* [What the task requires]: Reproduce all the entries precisely.

....

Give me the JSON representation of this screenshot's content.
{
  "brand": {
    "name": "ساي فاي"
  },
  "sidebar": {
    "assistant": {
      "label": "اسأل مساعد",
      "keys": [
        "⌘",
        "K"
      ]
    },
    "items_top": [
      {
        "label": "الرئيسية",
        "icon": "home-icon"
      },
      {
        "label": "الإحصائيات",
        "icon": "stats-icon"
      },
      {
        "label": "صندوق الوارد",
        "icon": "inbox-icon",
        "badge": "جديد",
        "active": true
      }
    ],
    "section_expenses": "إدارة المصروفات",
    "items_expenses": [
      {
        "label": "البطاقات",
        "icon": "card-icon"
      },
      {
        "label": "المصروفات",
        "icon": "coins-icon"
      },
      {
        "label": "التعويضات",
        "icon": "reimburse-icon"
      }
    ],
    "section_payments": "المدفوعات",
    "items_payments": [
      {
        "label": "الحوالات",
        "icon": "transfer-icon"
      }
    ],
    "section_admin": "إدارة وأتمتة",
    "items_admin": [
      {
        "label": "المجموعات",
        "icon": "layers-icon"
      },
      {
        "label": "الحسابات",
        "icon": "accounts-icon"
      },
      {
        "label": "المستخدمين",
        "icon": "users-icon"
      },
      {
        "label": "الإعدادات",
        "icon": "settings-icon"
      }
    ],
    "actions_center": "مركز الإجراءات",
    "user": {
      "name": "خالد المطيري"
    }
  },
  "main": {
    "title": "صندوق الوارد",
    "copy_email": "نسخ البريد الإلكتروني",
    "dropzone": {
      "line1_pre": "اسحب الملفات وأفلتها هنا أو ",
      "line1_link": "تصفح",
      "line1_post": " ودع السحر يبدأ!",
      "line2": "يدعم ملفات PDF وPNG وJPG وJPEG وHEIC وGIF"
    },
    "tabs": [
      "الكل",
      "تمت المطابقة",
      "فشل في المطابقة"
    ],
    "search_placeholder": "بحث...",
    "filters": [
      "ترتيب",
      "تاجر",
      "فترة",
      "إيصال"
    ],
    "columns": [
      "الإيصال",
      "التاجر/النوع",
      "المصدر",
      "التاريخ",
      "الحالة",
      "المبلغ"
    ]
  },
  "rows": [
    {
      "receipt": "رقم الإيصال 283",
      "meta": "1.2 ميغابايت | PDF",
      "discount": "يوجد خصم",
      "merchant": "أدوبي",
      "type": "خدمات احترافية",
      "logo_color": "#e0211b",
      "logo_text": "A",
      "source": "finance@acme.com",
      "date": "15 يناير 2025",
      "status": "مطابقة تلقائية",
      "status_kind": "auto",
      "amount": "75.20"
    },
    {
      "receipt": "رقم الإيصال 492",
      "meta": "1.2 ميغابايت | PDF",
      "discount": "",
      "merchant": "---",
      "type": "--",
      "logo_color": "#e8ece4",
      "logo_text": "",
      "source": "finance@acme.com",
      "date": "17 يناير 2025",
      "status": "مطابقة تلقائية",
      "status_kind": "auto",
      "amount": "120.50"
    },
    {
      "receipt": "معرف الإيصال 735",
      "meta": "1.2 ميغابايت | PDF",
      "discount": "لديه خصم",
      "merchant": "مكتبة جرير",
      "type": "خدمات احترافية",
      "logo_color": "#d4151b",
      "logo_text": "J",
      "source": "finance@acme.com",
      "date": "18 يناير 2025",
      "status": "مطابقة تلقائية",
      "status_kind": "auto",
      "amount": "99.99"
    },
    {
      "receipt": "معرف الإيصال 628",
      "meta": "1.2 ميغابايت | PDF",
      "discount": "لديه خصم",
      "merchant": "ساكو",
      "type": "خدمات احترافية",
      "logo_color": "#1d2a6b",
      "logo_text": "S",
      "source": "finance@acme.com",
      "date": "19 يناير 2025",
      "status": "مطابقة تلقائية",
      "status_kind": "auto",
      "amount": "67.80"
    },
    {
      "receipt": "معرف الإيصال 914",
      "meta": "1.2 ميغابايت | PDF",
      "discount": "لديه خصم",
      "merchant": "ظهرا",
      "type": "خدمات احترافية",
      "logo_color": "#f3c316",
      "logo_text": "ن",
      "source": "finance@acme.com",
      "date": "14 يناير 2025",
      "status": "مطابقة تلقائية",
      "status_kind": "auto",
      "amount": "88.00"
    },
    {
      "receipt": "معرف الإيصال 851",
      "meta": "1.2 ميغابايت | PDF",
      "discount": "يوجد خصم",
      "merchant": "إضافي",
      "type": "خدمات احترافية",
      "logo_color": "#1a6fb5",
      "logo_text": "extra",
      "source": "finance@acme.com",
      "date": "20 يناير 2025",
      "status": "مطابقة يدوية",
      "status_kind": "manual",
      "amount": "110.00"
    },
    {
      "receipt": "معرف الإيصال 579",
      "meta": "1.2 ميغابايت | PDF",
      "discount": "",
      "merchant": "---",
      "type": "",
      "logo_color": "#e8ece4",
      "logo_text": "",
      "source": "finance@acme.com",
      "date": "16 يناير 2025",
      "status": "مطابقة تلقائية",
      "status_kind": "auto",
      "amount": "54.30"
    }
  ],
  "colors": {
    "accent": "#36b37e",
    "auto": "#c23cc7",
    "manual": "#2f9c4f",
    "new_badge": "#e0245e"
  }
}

....

* [The result]:
Give me the JSON representation of this screenshot's content.
{
  "brand": {
    "name": "ساي فاي"
  },
  "sidebar": {
    "assistant": {
      "label": "اسأل مساعد",
      "keys": [
        "⌘",
        "K"
      ]
    },
    "items_top": [
      {
        "label": "الرئيسية",
        "icon": "home-icon"
      },
      {
        "label": "الإحصائيات",
        "icon": "stats-icon"
      },
      {
        "label": "صندوق الوارد",
        "icon": "inbox-icon",
        "badge": "جديد",
        "active": true
      }
    ],
    "section_expenses": "إدارة المصروفات",
    "items_expenses": [
      {
        "label": "البطاقات",
        "icon": "card-icon"
      },
      {
        "label": "المصروفات",
        "icon": "coins-icon"
      },
      {
        "label": "التعويضات",
        "icon": "reimburse-icon"
      }
    ],
    "section_payments": "المدفوعات",
    "items_payments": [
      {
        "label": "الحوالات",
        "icon": "transfer-icon"
      }
    ],
    "section_admin": "إدارة وأتمتة",
    "items_admin": [
      {
        "label": "المجموعات",
        "icon": "layers-icon"
      },
      {
        "label": "الحسابات",
        "icon": "accounts-icon"
      },
      {
        "label": "المستخدمين",
        "icon": "users-icon"
      },
      {
        "label": "الإعدادات",
        "icon": "settings-icon"
      }
    ],
    "actions_center": "مركز الإجراءات",
    "user": {
      "name": "خالد المطيري"
    }
  },
  "main": {
    "title": "صندوق الوارد",
    "copy_email": "نسخ البريد الإلكتروني",
    "dropzone": {
      "line1_pre": "اسحب الملفات وأفلتها هنا أو ",
      "line1_link": "تصفح",
      "line1_post": " ودع السحر يبدأ!",
      "line2": "يدعم ملفات PDF وPNG وJPG وJPEG وHEIC وGIF"
    },
    "tabs": [
      "الكل",
      "تمت المطابقة",
      "فشل في المطابقة"
    ],
    "search_placeholder": "بحث...",
    "filters": [
      "ترتيب",
      "تاجر",
      "فترة",
      "إيصال"
    ],
    "columns": [
      "الإيصال",
      "التاجر/النوع",
      "المصدر",
      "التاريخ",
      "الحالة",
      "المبلغ"
    ]
  },
  "rows": [
    {
      "receipt": "رقم الإيصال 283",
      "meta": "1.2 ميغابايت | PDF",
      "discount": "يوجد خصم",
      "merchant": "أدوبي",
      "type": "خدمات احترافية",
      "logo_color": "#e0211b",
      "logo_text": "A",
      "source": "finance@acme.com",
      "date": "15 يناير 2025",
      "status": "مطابقة تلقائية",
      "status_kind": "auto",
      "amount": "75.20"
    },
    {
      "receipt": "رقم الإيصال 492",
      "meta": "1.2 ميغابايت | PDF",
      "discount": "",
      "merchant": "---",
      "type": "--",
      "logo_color": "#e8ece4",
      "logo_text": "",
      "source": "finance@acme.com",
      "date": "17 يناير 2025",
      "status": "مطابقة تلقائية",
      "status_kind": "auto",
      "amount": "120.50"
    },
    {
      "receipt": "معرف الإيصال 735",
      "meta": "1.2 ميغابايت | PDF",
      "discount": "لديه خصم",
      "merchant": "مكتبة جرير",
      "type": "خدمات احترافية",
      "logo_color": "#d4151b",
      "logo_text": "J",
      "source": "finance@acme.com",
      "date": "18 يناير 2025",
      "status": "مطابقة تلقائية",
      "status_kind": "auto",
      "amount": "99.99"
    },
    {
      "receipt": "معرف الإيصال 628",
      "meta": "1.2 ميغابايت | PDF",
      "discount": "لديه خصم",
      "merchant": "ساكو",
      "type": "خدمات احترافية",
      "logo_color": "#1d2a6b",
      "logo_text": "S",
      "source": "finance@acme.com",
      "date": "19 يناير 2025",
      "status": "مطابقة تلقائية",
      "status_kind": "auto",
      "amount": "67.80"
    },
    {
      "receipt": "معرف الإيصال 914",
      "meta": "1.2 ميغابايت | PDF",
      "discount": "لديه خصم",
      "merchant": "ظهرا",
      "type": "خدمات احترافية",
      "logo_color": "#f3c316",
      "logo_text": "ن",
      "source": "finance@acme.com",
      "date": "14 يناير 2025",
      "status": "مطابقة تلقائية",
      "status_kind": "auto",
      "amount": "88.00"
    },
    {
      "receipt": "معرف الإيصال 851",
      "meta": "1.2 ميغابايت | PDF",
      "discount": "يوجد خصم",
      "merchant": "إضافي",
      "type": "خدمات احترافية",
      "logo_color": "#1a6fb5",
      "logo_text": "extra",
      "source": "finance@acme.com",
      "date": "20 يناير 2025",
      "status": "مطابقة يدوية",
      "status_kind": "manual",
      "amount": "110.00"
    },
    {
      "receipt": "معرف الإيصال 579",
      "meta": "1.2 ميغابايت | PDF",
      "discount": "",
      "merchant": "---",
      "type": "",
      "logo_color": "#e8ece4",
      "logo_text": "",
      "source": "finance@acme.com",
      "date": "16 يناير 2025",
      "status": "مطابقة تلقائية",
      "status_kind": "auto",
      "amount": "54.30"
    }
  ],
  "colors": {
    "accent": "#36b37e",
    "auto": "#c23cc7",
    "manual": "#2f9c4f",
    "new_badge": "#e0245e"
  }
}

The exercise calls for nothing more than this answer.